[SUPPLIED INFORMATION start]

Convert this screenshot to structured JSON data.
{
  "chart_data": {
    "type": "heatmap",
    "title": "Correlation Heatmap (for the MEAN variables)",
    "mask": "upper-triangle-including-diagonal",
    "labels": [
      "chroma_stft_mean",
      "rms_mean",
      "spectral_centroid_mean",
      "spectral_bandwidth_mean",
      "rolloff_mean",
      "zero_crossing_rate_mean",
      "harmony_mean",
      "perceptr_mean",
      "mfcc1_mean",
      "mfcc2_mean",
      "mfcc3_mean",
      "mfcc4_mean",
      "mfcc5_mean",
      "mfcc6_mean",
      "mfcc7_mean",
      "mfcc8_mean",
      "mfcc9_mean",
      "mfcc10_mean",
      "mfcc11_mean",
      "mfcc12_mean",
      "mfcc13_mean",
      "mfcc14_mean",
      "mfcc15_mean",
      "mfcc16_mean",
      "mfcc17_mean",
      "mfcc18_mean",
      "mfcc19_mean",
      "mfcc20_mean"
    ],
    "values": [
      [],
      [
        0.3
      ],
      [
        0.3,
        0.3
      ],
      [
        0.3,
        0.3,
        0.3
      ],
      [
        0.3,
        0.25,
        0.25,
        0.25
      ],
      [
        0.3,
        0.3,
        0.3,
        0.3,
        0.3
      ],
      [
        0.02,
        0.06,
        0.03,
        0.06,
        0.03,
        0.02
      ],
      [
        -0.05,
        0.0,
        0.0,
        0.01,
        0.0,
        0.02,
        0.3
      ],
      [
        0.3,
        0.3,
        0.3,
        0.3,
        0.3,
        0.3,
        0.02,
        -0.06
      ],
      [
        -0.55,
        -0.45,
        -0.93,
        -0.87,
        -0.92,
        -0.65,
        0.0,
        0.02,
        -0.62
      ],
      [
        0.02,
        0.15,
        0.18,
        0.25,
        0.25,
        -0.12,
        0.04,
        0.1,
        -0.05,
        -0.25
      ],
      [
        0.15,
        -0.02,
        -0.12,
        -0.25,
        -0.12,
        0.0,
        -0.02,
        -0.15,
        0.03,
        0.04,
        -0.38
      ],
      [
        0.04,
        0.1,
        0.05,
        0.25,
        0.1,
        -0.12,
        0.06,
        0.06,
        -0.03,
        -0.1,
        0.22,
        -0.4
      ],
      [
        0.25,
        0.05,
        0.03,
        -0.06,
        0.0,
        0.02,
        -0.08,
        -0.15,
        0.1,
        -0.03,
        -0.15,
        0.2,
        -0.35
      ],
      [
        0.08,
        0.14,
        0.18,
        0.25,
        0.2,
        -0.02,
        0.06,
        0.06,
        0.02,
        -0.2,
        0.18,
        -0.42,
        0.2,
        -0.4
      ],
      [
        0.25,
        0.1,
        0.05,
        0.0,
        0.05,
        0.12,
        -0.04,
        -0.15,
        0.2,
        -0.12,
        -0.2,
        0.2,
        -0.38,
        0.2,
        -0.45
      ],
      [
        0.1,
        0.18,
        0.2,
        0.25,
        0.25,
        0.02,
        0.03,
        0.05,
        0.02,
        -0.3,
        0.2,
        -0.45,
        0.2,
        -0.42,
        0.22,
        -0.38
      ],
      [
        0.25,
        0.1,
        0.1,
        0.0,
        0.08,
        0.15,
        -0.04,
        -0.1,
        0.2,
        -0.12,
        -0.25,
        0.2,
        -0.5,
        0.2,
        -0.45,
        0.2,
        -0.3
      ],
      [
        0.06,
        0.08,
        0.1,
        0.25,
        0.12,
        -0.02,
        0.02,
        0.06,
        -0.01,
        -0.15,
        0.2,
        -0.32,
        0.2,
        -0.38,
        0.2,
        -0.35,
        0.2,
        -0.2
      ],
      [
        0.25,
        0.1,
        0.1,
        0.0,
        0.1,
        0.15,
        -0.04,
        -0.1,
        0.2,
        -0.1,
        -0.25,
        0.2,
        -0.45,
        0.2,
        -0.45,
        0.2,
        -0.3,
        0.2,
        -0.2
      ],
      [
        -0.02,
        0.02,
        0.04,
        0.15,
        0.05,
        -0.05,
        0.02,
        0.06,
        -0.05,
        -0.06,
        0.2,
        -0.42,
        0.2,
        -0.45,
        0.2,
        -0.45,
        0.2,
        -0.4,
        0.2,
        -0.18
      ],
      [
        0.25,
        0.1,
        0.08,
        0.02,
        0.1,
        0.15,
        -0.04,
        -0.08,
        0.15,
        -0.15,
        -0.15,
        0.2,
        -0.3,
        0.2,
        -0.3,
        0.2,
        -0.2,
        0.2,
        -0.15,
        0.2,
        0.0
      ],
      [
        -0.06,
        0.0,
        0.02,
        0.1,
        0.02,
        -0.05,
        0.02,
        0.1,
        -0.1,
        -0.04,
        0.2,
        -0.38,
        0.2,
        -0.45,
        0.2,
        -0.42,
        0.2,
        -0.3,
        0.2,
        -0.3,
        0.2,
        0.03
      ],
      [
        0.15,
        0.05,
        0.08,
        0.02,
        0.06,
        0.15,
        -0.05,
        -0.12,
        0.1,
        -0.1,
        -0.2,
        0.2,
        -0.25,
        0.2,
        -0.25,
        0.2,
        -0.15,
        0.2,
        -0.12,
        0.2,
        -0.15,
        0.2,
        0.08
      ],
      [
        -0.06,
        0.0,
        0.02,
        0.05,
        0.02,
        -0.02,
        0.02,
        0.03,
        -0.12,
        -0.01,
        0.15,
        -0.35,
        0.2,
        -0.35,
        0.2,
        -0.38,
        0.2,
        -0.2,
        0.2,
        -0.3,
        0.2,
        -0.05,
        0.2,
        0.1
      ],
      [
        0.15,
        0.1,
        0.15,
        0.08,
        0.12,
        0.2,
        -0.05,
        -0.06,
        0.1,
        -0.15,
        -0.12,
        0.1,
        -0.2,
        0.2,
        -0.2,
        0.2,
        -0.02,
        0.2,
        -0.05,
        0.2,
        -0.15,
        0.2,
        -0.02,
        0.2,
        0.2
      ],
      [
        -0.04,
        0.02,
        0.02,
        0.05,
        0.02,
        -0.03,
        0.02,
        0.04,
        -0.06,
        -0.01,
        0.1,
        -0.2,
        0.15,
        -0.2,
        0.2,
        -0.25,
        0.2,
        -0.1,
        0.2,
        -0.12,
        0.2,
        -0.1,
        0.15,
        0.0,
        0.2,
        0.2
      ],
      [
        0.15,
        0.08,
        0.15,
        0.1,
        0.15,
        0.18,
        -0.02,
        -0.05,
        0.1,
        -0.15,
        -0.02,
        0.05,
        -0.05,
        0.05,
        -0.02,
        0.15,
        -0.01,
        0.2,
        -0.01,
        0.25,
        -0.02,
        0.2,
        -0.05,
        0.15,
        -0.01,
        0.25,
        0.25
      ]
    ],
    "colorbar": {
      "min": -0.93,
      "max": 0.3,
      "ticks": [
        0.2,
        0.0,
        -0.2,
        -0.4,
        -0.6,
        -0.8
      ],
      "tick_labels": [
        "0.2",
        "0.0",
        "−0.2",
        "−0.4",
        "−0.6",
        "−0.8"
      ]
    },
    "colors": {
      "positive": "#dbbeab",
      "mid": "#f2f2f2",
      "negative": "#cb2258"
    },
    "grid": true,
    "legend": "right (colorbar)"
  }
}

[SUPPLIED INFORMATION end]

Provide an exact reproduction of all the entries shown above.

SOLUTION TO THE PROBLEM:
Convert this screenshot to structured JSON data.
{
  "chart_data": {
    "type": "heatmap",
    "title": "Correlation Heatmap (for the MEAN variables)",
    "mask": "upper-triangle-including-diagonal",
    "labels": [
      "chroma_stft_mean",
      "rms_mean",
      "spectral_centroid_mean",
      "spectral_bandwidth_mean",
      "rolloff_mean",
      "zero_crossing_rate_mean",
      "harmony_mean",
      "perceptr_mean",
      "mfcc1_mean",
      "mfcc2_mean",
      "mfcc3_mean",
      "mfcc4_mean",
      "mfcc5_mean",
      "mfcc6_mean",
      "mfcc7_mean",
      "mfcc8_mean",
      "mfcc9_mean",
      "mfcc10_mean",
      "mfcc11_mean",
      "mfcc12_mean",
      "mfcc13_mean",
      "mfcc14_mean",
      "mfcc15_mean",
      "mfcc16_mean",
      "mfcc17_mean",
      "mfcc18_mean",
      "mfcc19_mean",
      "mfcc20_mean"
    ],
    "values": [
      [],
      [
        0.3
      ],
      [
        0.3,
        0.3
      ],
      [
        0.3,
        0.3,
        0.3
      ],
      [
        0.3,
        0.25,
        0.25,
        0.25
      ],
      [
        0.3,
        0.3,
        0.3,
        0.3,
        0.3
      ],
      [
        0.02,
        0.06,
        0.03,
        0.06,
        0.03,
        0.02
      ],
      [
        -0.05,
        0.0,
        0.0,
        0.01,
        0.0,
        0.02,
        0.3
      ],
      [
        0.3,
        0.3,
        0.3,
        0.3,
        0.3,
        0.3,
        0.02,
        -0.06
      ],
      [
        -0.55,
        -0.45,
        -0.93,
        -0.87,
        -0.92,
        -0.65,
        0.0,
        0.02,
        -0.62
      ],
      [
        0.02,
        0.15,
        0.18,
        0.25,
        0.25,
        -0.12,
        0.04,
        0.1,
        -0.05,
        -0.25
      ],
      [
        0.15,
        -0.02,
        -0.12,
        -0.25,
        -0.12,
        0.0,
        -0.02,
        -0.15,
        0.03,
        0.04,
        -0.38
      ],
      [
        0.04,
        0.1,
        0.05,
        0.25,
        0.1,
        -0.12,
        0.06,
        0.06,
        -0.03,
        -0.1,
        0.22,
        -0.4
      ],
      [
        0.25,
        0.05,
        0.03,
        -0.06,
        0.0,
        0.02,
        -0.08,
        -0.15,
        0.1,
        -0.03,
        -0.15,
        0.2,
        -0.35
      ],
      [
        0.08,
        0.14,
        0.18,
        0.25,
        0.2,
        -0.02,
        0.06,
        0.06,
        0.02,
        -0.2,
        0.18,
        -0.42,
        0.2,
        -0.4
      ],
      [
        0.25,
        0.1,
        0.05,
        0.0,
        0.05,
        0.12,
        -0.04,
        -0.15,
        0.2,
        -0.12,
        -0.2,
        0.2,
        -0.38,
        0.2,
        -0.45
      ],
      [
        0.1,
        0.18,
        0.2,
        0.25,
        0.25,
        0.02,
        0.03,
        0.05,
        0.02,
        -0.3,
        0.2,
        -0.45,
        0.2,
        -0.42,
        0.22,
        -0.38
      ],
      [
        0.25,
        0.1,
        0.1,
        0.0,
        0.08,
        0.15,
        -0.04,
        -0.1,
        0.2,
        -0.12,
        -0.25,
        0.2,
        -0.5,
        0.2,
        -0.45,
        0.2,
        -0.3
      ],
      [
        0.06,
        0.08,
        0.1,
        0.25,
        0.12,
        -0.02,
        0.02,
        0.06,
        -0.01,
        -0.15,
        0.2,
        -0.32,
        0.2,
        -0.38,
        0.2,
        -0.35,
        0.2,
        -0.2
      ],
      [
        0.25,
        0.1,
        0.1,
        0.0,
        0.1,
        0.15,
        -0.04,
        -0.1,
        0.2,
        -0.1,
        -0.25,
        0.2,
        -0.45,
        0.2,
        -0.45,
        0.2,
        -0.3,
        0.2,
        -0.2
      ],
      [
        -0.02,
        0.02,
        0.04,
        0.15,
        0.05,
        -0.05,
        0.02,
        0.06,
        -0.05,
        -0.06,
        0.2,
        -0.42,
        0.2,
        -0.45,
        0.2,
        -0.45,
        0.2,
        -0.4,
        0.2,
        -0.18
      ],
      [
        0.25,
        0.1,
        0.08,
        0.02,
        0.1,
        0.15,
        -0.04,
        -0.08,
        0.15,
        -0.15,
        -0.15,
        0.2,
        -0.3,
        0.2,
        -0.3,
        0.2,
        -0.2,
        0.2,
        -0.15,
        0.2,
        0.0
      ],
      [
        -0.06,
        0.0,
        0.02,
        0.1,
        0.02,
        -0.05,
        0.02,
        0.1,
        -0.1,
        -0.04,
        0.2,
        -0.38,
        0.2,
        -0.45,
        0.2,
        -0.42,
        0.2,
        -0.3,
        0.2,
        -0.3,
        0.2,
        0.03
      ],
      [
        0.15,
        0.05,
        0.08,
        0.02,
        0.06,
        0.15,
        -0.05,
        -0.12,
        0.1,
        -0.1,
        -0.2,
        0.2,
        -0.25,
        0.2,
        -0.25,
        0.2,
        -0.15,
        0.2,
        -0.12,
        0.2,
        -0.15,
        0.2,
        0.08
      ],
      [
        -0.06,
        0.0,
        0.02,
        0.05,
        0.02,
        -0.02,
        0.02,
        0.03,
        -0.12,
        -0.01,
        0.15,
        -0.35,
        0.2,
        -0.35,
        0.2,
        -0.38,
        0.2,
        -0.2,
        0.2,
        -0.3,
        0.2,
        -0.05,
        0.2,
        0.1
      ],
      [
        0.15,
        0.1,
        0.15,
        0.08,
        0.12,
        0.2,
        -0.05,
        -0.06,
        0.1,
        -0.15,
        -0.12,
        0.1,
        -0.2,
        0.2,
        -0.2,
        0.2,
        -0.02,
        0.2,
        -0.05,
        0.2,
        -0.15,
        0.2,
        -0.02,
        0.2,
        0.2
      ],
      [
        -0.04,
        0.02,
        0.02,
        0.05,
        0.02,
        -0.03,
        0.02,
        0.04,
        -0.06,
        -0.01,
        0.1,
        -0.2,
        0.15,
        -0.2,
        0.2,
        -0.25,
        0.2,
        -0.1,
        0.2,
        -0.12,
        0.2,
        -0.1,
        0.15,
        0.0,
        0.2,
        0.2
      ],
      [
        0.15,
        0.08,
        0.15,
        0.1,
        0.15,
        0.18,
        -0.02,
        -0.05,
        0.1,
        -0.15,
        -0.02,
        0.05,
        -0.05,
        0.05,
        -0.02,
        0.15,
        -0.01,
        0.2,
        -0.01,
        0.25,
        -0.02,
        0.2,
        -0.05,
        0.15,
        -0.01,
        0.25,
        0.25
      ]
    ],
    "colorbar": {
      "min": -0.93,
      "max": 0.3,
      "ticks": [
        0.2,
        0.0,
        -0.2,
        -0.4,
        -0.6,
        -0.8
      ],
      "tick_labels": [
        "0.2",
        "0.0",
        "−0.2",
        "−0.4",
        "−0.6",
        "−0.8"
      ]
    },
    "colors": {
      "positive": "#dbbeab",
      "mid": "#f2f2f2",
      "negative": "#cb2258"
    },
    "grid": true,
    "legend": "right (colorbar)"
  }
}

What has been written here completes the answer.